— TASK PROMPT —
Find every line in the records below that contains the word "reports", and copy each such line.

— RECORDS SHOWN —
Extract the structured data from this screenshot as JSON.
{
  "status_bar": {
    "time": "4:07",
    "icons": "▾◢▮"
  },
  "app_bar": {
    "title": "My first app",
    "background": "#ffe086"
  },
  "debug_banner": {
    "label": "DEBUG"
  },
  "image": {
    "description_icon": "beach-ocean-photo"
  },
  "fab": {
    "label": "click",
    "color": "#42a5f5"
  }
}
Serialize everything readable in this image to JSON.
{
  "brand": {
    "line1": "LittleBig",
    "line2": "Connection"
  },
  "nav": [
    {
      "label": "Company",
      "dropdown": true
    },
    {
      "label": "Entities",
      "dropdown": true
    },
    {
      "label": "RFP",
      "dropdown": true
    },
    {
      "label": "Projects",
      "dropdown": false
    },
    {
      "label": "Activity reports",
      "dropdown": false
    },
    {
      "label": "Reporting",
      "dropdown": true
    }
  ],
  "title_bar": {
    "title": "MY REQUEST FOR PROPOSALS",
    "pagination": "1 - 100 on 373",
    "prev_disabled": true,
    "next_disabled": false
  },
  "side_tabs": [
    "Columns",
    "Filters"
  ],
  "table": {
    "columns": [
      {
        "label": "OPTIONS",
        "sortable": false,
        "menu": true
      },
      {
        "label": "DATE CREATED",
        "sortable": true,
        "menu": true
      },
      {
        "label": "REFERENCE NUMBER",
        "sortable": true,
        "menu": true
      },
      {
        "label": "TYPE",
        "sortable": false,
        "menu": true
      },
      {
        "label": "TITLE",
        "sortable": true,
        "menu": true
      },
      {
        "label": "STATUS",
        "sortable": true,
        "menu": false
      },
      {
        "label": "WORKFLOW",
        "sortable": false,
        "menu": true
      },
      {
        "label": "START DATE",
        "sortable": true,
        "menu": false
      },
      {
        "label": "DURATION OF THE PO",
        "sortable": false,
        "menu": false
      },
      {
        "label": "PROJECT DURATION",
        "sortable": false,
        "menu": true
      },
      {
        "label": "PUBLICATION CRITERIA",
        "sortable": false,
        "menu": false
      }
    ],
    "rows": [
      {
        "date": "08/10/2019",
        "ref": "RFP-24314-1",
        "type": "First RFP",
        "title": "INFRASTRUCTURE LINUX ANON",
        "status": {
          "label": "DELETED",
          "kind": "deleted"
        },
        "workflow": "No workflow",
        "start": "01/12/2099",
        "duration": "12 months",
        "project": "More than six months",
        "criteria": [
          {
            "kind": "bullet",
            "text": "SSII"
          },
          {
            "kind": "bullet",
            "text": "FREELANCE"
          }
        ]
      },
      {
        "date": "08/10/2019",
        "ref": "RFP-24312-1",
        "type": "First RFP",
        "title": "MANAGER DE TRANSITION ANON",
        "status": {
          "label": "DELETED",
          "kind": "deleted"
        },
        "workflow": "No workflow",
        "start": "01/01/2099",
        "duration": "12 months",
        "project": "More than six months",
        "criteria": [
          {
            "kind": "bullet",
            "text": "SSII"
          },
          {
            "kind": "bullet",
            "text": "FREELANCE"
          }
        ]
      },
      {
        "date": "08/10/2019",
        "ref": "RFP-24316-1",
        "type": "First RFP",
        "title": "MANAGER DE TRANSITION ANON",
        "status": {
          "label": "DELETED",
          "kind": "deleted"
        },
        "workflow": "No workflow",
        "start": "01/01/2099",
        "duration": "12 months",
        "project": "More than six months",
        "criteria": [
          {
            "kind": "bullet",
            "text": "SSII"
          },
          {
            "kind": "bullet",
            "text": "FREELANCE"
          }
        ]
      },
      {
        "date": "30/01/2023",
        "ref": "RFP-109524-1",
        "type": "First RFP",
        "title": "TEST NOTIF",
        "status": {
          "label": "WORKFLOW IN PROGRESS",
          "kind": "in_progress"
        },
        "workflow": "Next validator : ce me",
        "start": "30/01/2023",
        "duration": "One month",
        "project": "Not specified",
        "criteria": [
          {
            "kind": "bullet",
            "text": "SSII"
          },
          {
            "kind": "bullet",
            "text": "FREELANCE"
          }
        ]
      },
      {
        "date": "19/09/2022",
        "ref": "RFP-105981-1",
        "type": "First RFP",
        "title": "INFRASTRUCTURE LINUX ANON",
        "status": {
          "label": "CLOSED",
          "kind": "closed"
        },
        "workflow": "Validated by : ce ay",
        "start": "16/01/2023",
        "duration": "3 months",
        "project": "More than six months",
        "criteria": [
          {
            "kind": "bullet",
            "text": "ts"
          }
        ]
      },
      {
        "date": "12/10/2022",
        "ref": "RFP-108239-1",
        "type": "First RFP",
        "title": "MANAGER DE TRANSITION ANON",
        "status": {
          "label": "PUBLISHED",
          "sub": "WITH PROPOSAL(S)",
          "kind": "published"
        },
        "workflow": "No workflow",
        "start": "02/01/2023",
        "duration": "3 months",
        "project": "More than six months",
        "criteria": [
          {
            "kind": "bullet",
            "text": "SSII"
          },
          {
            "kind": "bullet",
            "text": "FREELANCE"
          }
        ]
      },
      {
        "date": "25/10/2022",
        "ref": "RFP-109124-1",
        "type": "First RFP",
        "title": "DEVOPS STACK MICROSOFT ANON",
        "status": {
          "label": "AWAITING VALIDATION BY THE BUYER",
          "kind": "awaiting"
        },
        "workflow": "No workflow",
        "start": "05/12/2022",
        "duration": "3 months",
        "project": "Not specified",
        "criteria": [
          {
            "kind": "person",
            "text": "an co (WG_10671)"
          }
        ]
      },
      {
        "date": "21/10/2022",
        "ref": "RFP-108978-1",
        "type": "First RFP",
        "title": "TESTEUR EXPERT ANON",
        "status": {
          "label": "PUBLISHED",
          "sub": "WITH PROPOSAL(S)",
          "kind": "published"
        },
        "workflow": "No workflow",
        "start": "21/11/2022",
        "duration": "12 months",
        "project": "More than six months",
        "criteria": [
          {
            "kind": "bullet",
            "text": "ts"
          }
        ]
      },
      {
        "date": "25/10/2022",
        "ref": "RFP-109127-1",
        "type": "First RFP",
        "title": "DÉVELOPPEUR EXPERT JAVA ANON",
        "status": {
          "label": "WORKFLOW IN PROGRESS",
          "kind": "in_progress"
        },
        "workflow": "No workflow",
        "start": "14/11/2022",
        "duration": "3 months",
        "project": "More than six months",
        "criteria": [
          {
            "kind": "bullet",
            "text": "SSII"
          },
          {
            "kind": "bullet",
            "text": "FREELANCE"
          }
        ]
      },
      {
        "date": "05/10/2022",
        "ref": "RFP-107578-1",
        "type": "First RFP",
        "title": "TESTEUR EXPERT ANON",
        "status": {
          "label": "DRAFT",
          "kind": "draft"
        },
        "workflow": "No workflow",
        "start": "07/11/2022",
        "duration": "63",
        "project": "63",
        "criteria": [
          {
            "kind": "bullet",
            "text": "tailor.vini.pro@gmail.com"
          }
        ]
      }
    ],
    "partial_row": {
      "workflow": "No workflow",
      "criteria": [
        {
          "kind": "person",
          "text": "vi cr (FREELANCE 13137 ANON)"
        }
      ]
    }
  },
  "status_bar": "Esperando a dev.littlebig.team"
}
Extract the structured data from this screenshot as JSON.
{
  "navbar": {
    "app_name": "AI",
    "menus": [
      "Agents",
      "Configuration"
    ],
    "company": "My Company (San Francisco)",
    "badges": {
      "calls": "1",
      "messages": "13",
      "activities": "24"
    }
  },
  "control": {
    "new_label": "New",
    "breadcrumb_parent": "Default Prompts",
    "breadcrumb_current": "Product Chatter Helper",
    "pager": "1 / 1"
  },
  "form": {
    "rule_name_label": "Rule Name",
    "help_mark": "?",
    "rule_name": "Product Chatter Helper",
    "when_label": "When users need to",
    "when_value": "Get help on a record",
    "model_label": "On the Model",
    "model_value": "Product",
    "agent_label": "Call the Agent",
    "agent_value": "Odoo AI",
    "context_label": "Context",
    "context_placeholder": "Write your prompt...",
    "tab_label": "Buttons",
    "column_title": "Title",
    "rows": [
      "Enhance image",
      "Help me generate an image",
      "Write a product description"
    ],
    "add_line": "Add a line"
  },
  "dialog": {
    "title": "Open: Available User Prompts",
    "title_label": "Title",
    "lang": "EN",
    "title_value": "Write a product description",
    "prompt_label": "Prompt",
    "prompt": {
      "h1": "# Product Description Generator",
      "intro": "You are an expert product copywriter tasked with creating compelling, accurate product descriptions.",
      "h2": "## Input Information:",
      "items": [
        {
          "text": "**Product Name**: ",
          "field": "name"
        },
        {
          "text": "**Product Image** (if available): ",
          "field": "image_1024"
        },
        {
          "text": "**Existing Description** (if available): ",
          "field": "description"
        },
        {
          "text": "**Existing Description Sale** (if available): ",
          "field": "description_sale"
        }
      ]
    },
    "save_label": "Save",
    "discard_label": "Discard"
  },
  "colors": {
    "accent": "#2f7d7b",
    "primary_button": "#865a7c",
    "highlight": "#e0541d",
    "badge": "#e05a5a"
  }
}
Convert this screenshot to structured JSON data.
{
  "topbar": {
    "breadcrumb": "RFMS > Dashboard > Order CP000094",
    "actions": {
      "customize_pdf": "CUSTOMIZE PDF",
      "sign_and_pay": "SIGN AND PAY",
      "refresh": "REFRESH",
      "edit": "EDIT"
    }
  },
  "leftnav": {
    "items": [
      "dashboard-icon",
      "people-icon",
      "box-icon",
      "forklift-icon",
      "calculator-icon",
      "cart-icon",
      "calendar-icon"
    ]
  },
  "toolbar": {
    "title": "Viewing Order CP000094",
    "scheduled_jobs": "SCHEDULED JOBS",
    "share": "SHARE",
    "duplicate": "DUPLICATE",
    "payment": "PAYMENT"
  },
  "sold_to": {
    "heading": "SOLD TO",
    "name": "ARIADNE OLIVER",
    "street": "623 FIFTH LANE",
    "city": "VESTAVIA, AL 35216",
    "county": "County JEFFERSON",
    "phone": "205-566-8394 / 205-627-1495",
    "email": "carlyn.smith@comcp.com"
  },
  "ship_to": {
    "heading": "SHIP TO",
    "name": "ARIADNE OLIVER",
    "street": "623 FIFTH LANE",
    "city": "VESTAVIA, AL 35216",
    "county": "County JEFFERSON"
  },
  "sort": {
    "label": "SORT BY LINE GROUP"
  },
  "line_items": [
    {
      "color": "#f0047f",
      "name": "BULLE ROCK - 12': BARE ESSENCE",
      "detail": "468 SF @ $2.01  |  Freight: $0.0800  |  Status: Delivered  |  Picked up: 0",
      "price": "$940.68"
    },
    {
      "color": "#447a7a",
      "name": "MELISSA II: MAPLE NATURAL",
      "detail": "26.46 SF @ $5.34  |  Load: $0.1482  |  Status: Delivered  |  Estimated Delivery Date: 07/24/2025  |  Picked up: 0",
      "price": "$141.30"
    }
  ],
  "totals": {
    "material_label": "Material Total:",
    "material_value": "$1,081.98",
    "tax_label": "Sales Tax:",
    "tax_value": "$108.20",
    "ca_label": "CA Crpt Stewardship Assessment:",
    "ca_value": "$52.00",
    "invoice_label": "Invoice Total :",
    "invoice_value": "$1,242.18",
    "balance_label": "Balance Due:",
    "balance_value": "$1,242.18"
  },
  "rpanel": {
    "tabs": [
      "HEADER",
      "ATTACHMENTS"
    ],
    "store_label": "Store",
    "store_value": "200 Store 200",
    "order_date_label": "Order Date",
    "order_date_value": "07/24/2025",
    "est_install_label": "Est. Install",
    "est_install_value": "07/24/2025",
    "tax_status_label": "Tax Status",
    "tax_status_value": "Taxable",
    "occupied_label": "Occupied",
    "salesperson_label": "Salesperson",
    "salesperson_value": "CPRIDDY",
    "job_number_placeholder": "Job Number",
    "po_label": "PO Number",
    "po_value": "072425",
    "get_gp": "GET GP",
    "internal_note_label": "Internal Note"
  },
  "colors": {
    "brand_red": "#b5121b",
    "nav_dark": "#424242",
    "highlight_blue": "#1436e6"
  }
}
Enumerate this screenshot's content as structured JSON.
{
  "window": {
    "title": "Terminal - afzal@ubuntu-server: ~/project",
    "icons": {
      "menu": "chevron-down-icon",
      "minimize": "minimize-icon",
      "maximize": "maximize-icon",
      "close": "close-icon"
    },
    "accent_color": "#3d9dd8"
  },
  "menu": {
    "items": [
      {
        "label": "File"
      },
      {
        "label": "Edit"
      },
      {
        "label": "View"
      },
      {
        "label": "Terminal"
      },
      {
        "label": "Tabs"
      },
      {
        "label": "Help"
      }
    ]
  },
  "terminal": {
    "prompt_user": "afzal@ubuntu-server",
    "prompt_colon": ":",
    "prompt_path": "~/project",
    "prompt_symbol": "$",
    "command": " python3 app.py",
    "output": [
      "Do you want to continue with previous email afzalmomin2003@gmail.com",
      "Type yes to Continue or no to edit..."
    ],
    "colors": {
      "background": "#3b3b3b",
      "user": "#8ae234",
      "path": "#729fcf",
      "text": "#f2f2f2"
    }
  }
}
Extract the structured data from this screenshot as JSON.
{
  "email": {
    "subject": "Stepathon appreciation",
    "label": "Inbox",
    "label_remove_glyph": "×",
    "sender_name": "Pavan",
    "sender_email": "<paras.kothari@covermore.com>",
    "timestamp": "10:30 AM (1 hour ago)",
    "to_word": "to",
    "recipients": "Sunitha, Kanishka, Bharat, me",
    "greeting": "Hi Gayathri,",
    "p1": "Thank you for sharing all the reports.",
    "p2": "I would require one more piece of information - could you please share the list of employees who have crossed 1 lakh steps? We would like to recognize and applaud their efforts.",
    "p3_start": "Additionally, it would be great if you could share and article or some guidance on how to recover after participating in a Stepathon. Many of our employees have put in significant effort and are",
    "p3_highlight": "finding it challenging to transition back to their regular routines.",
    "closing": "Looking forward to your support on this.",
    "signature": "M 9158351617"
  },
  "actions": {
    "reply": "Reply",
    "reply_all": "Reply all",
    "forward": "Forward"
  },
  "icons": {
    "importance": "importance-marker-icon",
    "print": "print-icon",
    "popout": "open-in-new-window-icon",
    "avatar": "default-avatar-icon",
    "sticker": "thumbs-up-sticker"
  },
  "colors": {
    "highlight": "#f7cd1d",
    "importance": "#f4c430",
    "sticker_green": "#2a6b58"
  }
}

— PROBLEM SOLUTION —
      "label": "Activity reports",
    "p1": "Thank you for sharing all the reports.",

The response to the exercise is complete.